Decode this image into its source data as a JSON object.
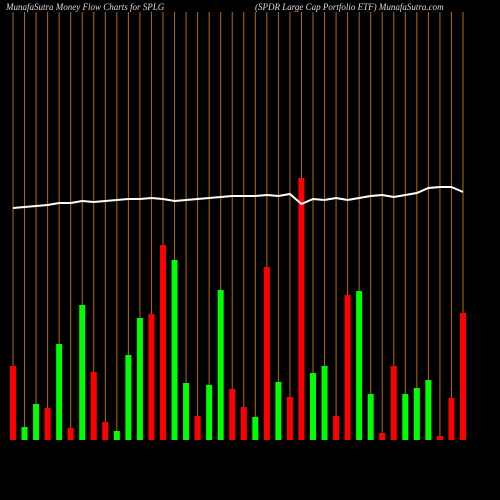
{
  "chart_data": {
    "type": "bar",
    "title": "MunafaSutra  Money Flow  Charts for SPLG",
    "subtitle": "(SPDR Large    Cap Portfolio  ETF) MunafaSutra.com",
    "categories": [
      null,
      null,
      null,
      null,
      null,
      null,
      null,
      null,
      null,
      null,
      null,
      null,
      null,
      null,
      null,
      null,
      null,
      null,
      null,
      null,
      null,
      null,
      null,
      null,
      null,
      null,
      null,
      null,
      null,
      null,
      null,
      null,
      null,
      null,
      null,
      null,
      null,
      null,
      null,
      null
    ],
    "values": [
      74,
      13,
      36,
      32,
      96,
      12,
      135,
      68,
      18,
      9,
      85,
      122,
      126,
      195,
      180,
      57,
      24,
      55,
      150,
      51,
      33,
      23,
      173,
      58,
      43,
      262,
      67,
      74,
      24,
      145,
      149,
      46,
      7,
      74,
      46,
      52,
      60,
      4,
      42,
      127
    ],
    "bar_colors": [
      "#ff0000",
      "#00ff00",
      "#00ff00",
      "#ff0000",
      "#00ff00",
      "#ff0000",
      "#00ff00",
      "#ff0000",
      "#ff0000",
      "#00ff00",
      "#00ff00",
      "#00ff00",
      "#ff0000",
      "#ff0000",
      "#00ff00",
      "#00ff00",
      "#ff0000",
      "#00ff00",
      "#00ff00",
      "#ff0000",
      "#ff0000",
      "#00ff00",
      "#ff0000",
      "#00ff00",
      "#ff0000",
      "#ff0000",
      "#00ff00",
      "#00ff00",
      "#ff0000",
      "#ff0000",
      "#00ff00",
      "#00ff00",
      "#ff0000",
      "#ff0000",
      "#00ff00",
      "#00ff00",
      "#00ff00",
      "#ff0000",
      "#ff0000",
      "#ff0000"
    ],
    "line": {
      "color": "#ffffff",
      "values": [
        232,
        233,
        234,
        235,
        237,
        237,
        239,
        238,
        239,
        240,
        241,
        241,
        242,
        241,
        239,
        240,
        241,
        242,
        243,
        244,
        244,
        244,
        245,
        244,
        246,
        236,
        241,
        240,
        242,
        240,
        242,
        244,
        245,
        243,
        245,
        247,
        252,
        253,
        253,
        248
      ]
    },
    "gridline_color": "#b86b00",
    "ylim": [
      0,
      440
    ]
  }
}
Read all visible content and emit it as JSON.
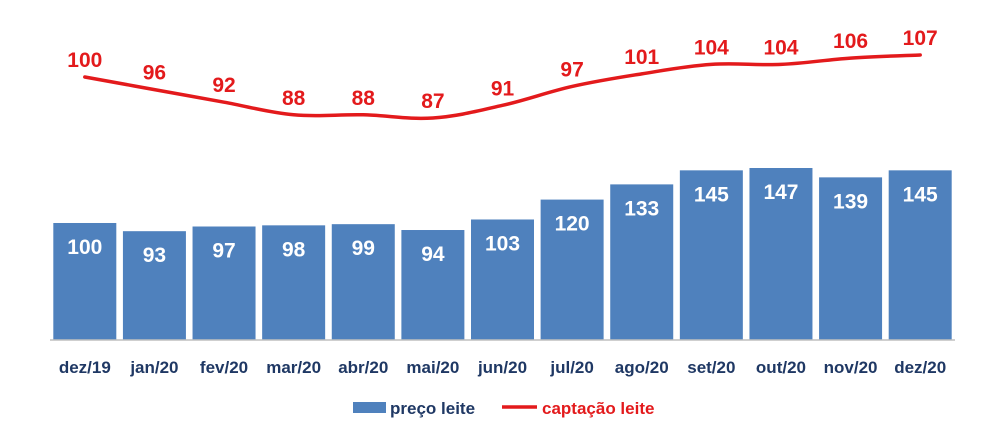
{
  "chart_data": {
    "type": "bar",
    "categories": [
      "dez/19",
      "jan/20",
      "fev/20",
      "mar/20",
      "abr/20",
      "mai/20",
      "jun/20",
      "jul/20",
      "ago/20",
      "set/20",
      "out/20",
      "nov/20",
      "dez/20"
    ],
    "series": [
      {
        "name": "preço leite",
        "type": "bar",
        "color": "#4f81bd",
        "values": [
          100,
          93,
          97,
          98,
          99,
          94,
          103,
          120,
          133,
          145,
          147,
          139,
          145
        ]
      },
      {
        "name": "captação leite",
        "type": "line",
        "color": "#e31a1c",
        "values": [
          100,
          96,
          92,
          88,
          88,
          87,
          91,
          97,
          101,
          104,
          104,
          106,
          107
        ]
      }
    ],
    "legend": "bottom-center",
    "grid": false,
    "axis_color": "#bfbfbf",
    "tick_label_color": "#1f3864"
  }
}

_ _ _ _ _ _ _

- [Description of the task]
Find the word "leite" in the data and show each line that holds it.

- [The result]
        "name": "preço leite",
        "name": "captação leite",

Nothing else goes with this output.